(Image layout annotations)
start
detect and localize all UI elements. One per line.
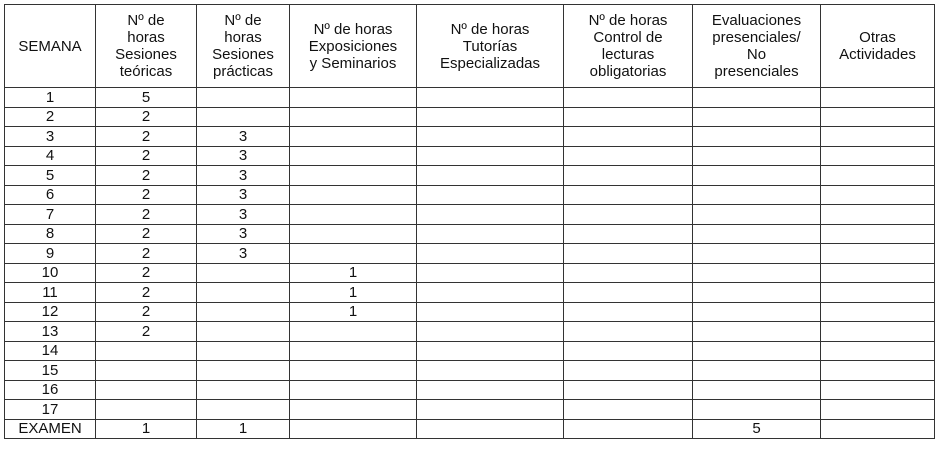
reading-control-hours-cell — [564, 107, 693, 127]
tutoring-hours-cell — [417, 263, 564, 283]
seminar-hours-cell: 1 — [290, 263, 417, 283]
practice-hours-cell: 3 — [197, 185, 290, 205]
theory-hours-cell: 2 — [96, 107, 197, 127]
evaluation-cell — [693, 127, 821, 147]
seminar-hours-cell — [290, 380, 417, 400]
reading-control-hours-cell — [564, 302, 693, 322]
reading-control-hours-cell — [564, 185, 693, 205]
week-cell: 1 — [5, 88, 96, 108]
tutoring-hours-cell — [417, 341, 564, 361]
header-line: Otras — [859, 29, 896, 46]
header-sesiones-teoricas — [96, 5, 197, 88]
evaluation-cell — [693, 205, 821, 225]
reading-control-hours-cell — [564, 283, 693, 303]
other-activities-cell — [821, 127, 935, 147]
other-activities-cell — [821, 146, 935, 166]
header-line: teóricas — [119, 63, 173, 80]
tutoring-hours-cell — [417, 205, 564, 225]
tutoring-hours-cell — [417, 185, 564, 205]
week-cell: 15 — [5, 361, 96, 381]
seminar-hours-cell — [290, 361, 417, 381]
theory-hours-cell: 5 — [96, 88, 197, 108]
table-row — [5, 341, 935, 361]
other-activities-cell — [821, 107, 935, 127]
tutoring-hours-cell — [417, 244, 564, 264]
evaluation-cell — [693, 244, 821, 264]
evaluation-cell — [693, 400, 821, 420]
header-line: Tutorías — [462, 37, 518, 55]
reading-control-hours-cell — [564, 361, 693, 381]
seminar-hours-cell — [290, 205, 417, 225]
evaluation-cell — [693, 380, 821, 400]
header-line: Nº de horas — [313, 20, 393, 38]
table-row — [5, 166, 935, 186]
header-line: Sesiones — [115, 46, 177, 63]
week-cell: 3 — [5, 127, 96, 147]
practice-hours-cell: 3 — [197, 146, 290, 166]
week-cell: 2 — [5, 107, 96, 127]
evaluation-cell — [693, 224, 821, 244]
week-cell: EXAMEN — [5, 419, 96, 439]
seminar-hours-cell — [290, 322, 417, 342]
week-cell: 17 — [5, 400, 96, 420]
seminar-hours-cell — [290, 146, 417, 166]
evaluation-cell — [693, 146, 821, 166]
theory-hours-cell: 2 — [96, 146, 197, 166]
reading-control-hours-cell — [564, 205, 693, 225]
theory-hours-cell: 2 — [96, 244, 197, 264]
other-activities-cell — [821, 341, 935, 361]
seminar-hours-cell — [290, 224, 417, 244]
seminar-hours-cell — [290, 244, 417, 264]
header-line: Nº de horas — [588, 12, 668, 29]
tutoring-hours-cell — [417, 302, 564, 322]
week-cell: 8 — [5, 224, 96, 244]
other-activities-cell — [821, 283, 935, 303]
table-row — [5, 185, 935, 205]
header-line: Control de — [593, 29, 663, 46]
header-line: presenciales — [714, 63, 799, 80]
other-activities-cell — [821, 419, 935, 439]
tutoring-hours-cell — [417, 107, 564, 127]
tutoring-hours-cell — [417, 419, 564, 439]
table-row — [5, 283, 935, 303]
header-line: Nº de — [224, 12, 262, 29]
header-line: horas — [127, 29, 165, 46]
seminar-hours-cell: 1 — [290, 302, 417, 322]
theory-hours-cell — [96, 361, 197, 381]
other-activities-cell — [821, 400, 935, 420]
header-line: horas — [224, 29, 262, 46]
header-control-lecturas — [564, 5, 693, 88]
evaluation-cell — [693, 302, 821, 322]
table-header-row — [5, 5, 935, 88]
tutoring-hours-cell — [417, 400, 564, 420]
tutoring-hours-cell — [417, 224, 564, 244]
header-line: prácticas — [212, 63, 274, 80]
header-line: No — [746, 46, 767, 63]
other-activities-cell — [821, 263, 935, 283]
theory-hours-cell: 2 — [96, 205, 197, 225]
table-row — [5, 302, 935, 322]
seminar-hours-cell — [290, 185, 417, 205]
table-row — [5, 127, 935, 147]
evaluation-cell — [693, 166, 821, 186]
tutoring-hours-cell — [417, 166, 564, 186]
evaluation-cell — [693, 263, 821, 283]
theory-hours-cell: 2 — [96, 127, 197, 147]
evaluation-cell — [693, 88, 821, 108]
table-row — [5, 205, 935, 225]
week-cell: 13 — [5, 322, 96, 342]
theory-hours-cell — [96, 380, 197, 400]
other-activities-cell — [821, 224, 935, 244]
evaluation-cell: 5 — [693, 419, 821, 439]
other-activities-cell — [821, 380, 935, 400]
table-row — [5, 224, 935, 244]
other-activities-cell — [821, 88, 935, 108]
table-row — [5, 146, 935, 166]
practice-hours-cell — [197, 88, 290, 108]
table-row — [5, 322, 935, 342]
reading-control-hours-cell — [564, 341, 693, 361]
week-cell: 6 — [5, 185, 96, 205]
reading-control-hours-cell — [564, 166, 693, 186]
table-row — [5, 244, 935, 264]
week-cell: 12 — [5, 302, 96, 322]
header-line: SEMANA — [18, 37, 82, 55]
tutoring-hours-cell — [417, 88, 564, 108]
seminar-hours-cell — [290, 419, 417, 439]
theory-hours-cell: 2 — [96, 302, 197, 322]
evaluation-cell — [693, 185, 821, 205]
header-otras-actividades — [821, 5, 935, 88]
other-activities-cell — [821, 361, 935, 381]
table-row — [5, 88, 935, 108]
theory-hours-cell: 2 — [96, 283, 197, 303]
practice-hours-cell: 3 — [197, 166, 290, 186]
header-exposiciones-seminarios — [290, 5, 417, 88]
theory-hours-cell: 2 — [96, 322, 197, 342]
table-body — [5, 88, 935, 439]
practice-hours-cell — [197, 107, 290, 127]
reading-control-hours-cell — [564, 380, 693, 400]
header-line: Actividades — [839, 46, 916, 63]
other-activities-cell — [821, 205, 935, 225]
week-cell: 7 — [5, 205, 96, 225]
header-line: obligatorias — [589, 63, 667, 80]
reading-control-hours-cell — [564, 263, 693, 283]
reading-control-hours-cell — [564, 224, 693, 244]
theory-hours-cell: 2 — [96, 263, 197, 283]
seminar-hours-cell: 1 — [290, 283, 417, 303]
week-cell: 14 — [5, 341, 96, 361]
practice-hours-cell — [197, 302, 290, 322]
reading-control-hours-cell — [564, 244, 693, 264]
table-row — [5, 361, 935, 381]
practice-hours-cell — [197, 380, 290, 400]
header-evaluaciones — [693, 5, 821, 88]
header-tutorias-especializadas — [417, 5, 564, 88]
practice-hours-cell — [197, 322, 290, 342]
week-cell: 4 — [5, 146, 96, 166]
table-row — [5, 400, 935, 420]
weekly-hours-table — [4, 4, 935, 439]
practice-hours-cell — [197, 361, 290, 381]
table-row — [5, 419, 935, 439]
theory-hours-cell: 2 — [96, 185, 197, 205]
header-line: Evaluaciones — [711, 12, 802, 29]
theory-hours-cell — [96, 400, 197, 420]
reading-control-hours-cell — [564, 322, 693, 342]
tutoring-hours-cell — [417, 322, 564, 342]
header-line: Exposiciones — [308, 37, 398, 55]
header-line: Especializadas — [439, 54, 541, 72]
seminar-hours-cell — [290, 127, 417, 147]
evaluation-cell — [693, 322, 821, 342]
practice-hours-cell — [197, 341, 290, 361]
evaluation-cell — [693, 341, 821, 361]
tutoring-hours-cell — [417, 380, 564, 400]
week-cell: 10 — [5, 263, 96, 283]
seminar-hours-cell — [290, 166, 417, 186]
header-semana — [5, 5, 96, 88]
week-cell: 5 — [5, 166, 96, 186]
header-sesiones-practicas — [197, 5, 290, 88]
practice-hours-cell — [197, 400, 290, 420]
other-activities-cell — [821, 322, 935, 342]
practice-hours-cell: 3 — [197, 224, 290, 244]
tutoring-hours-cell — [417, 146, 564, 166]
reading-control-hours-cell — [564, 127, 693, 147]
week-cell: 11 — [5, 283, 96, 303]
seminar-hours-cell — [290, 107, 417, 127]
reading-control-hours-cell — [564, 400, 693, 420]
table-row — [5, 380, 935, 400]
header-line: y Seminarios — [309, 54, 397, 72]
evaluation-cell — [693, 283, 821, 303]
theory-hours-cell — [96, 341, 197, 361]
header-line: Nº de horas — [450, 20, 530, 38]
tutoring-hours-cell — [417, 283, 564, 303]
practice-hours-cell: 3 — [197, 205, 290, 225]
seminar-hours-cell — [290, 88, 417, 108]
seminar-hours-cell — [290, 400, 417, 420]
tutoring-hours-cell — [417, 361, 564, 381]
theory-hours-cell: 1 — [96, 419, 197, 439]
table-row — [5, 107, 935, 127]
tutoring-hours-cell — [417, 127, 564, 147]
theory-hours-cell: 2 — [96, 224, 197, 244]
practice-hours-cell — [197, 263, 290, 283]
theory-hours-cell: 2 — [96, 166, 197, 186]
other-activities-cell — [821, 185, 935, 205]
evaluation-cell — [693, 361, 821, 381]
reading-control-hours-cell — [564, 419, 693, 439]
header-line: lecturas — [601, 46, 655, 63]
table-row — [5, 263, 935, 283]
header-line: presenciales/ — [712, 29, 801, 46]
header-line: Nº de — [127, 12, 165, 29]
reading-control-hours-cell — [564, 146, 693, 166]
evaluation-cell — [693, 107, 821, 127]
seminar-hours-cell — [290, 341, 417, 361]
header-line: Sesiones — [212, 46, 274, 63]
reading-control-hours-cell — [564, 88, 693, 108]
practice-hours-cell: 3 — [197, 244, 290, 264]
practice-hours-cell: 3 — [197, 127, 290, 147]
other-activities-cell — [821, 302, 935, 322]
practice-hours-cell — [197, 283, 290, 303]
other-activities-cell — [821, 244, 935, 264]
week-cell: 16 — [5, 380, 96, 400]
practice-hours-cell: 1 — [197, 419, 290, 439]
week-cell: 9 — [5, 244, 96, 264]
other-activities-cell — [821, 166, 935, 186]
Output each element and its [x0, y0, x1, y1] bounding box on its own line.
end
* [Job] Can you turn everything from the line containing "reading-control-hours-cell — [564, 107, 693, 127]" down to the line containing "tutoring-hours-cell — [417, 185, 564, 205]", both included, into a numbered list, skipping any blank lines?

* [Exercise answer]
1. reading-control-hours-cell — [564, 107, 693, 127]
2. tutoring-hours-cell — [417, 263, 564, 283]
3. seminar-hours-cell: 1 — [290, 263, 417, 283]
4. practice-hours-cell: 3 — [197, 185, 290, 205]
5. theory-hours-cell: 2 — [96, 107, 197, 127]
6. evaluation-cell — [693, 127, 821, 147]
7. seminar-hours-cell — [290, 380, 417, 400]
8. reading-control-hours-cell — [564, 302, 693, 322]
9. reading-control-hours-cell — [564, 185, 693, 205]
10. week-cell: 1 — [5, 88, 96, 108]
11. tutoring-hours-cell — [417, 341, 564, 361]
12. header-line: Otras — [859, 29, 896, 46]
13. header-sesiones-teoricas — [96, 5, 197, 88]
14. evaluation-cell — [693, 205, 821, 225]
15. reading-control-hours-cell — [564, 283, 693, 303]
16. other-activities-cell — [821, 127, 935, 147]
17. other-activities-cell — [821, 146, 935, 166]
18. header-line: teóricas — [119, 63, 173, 80]
19. tutoring-hours-cell — [417, 205, 564, 225]
20. tutoring-hours-cell — [417, 185, 564, 205]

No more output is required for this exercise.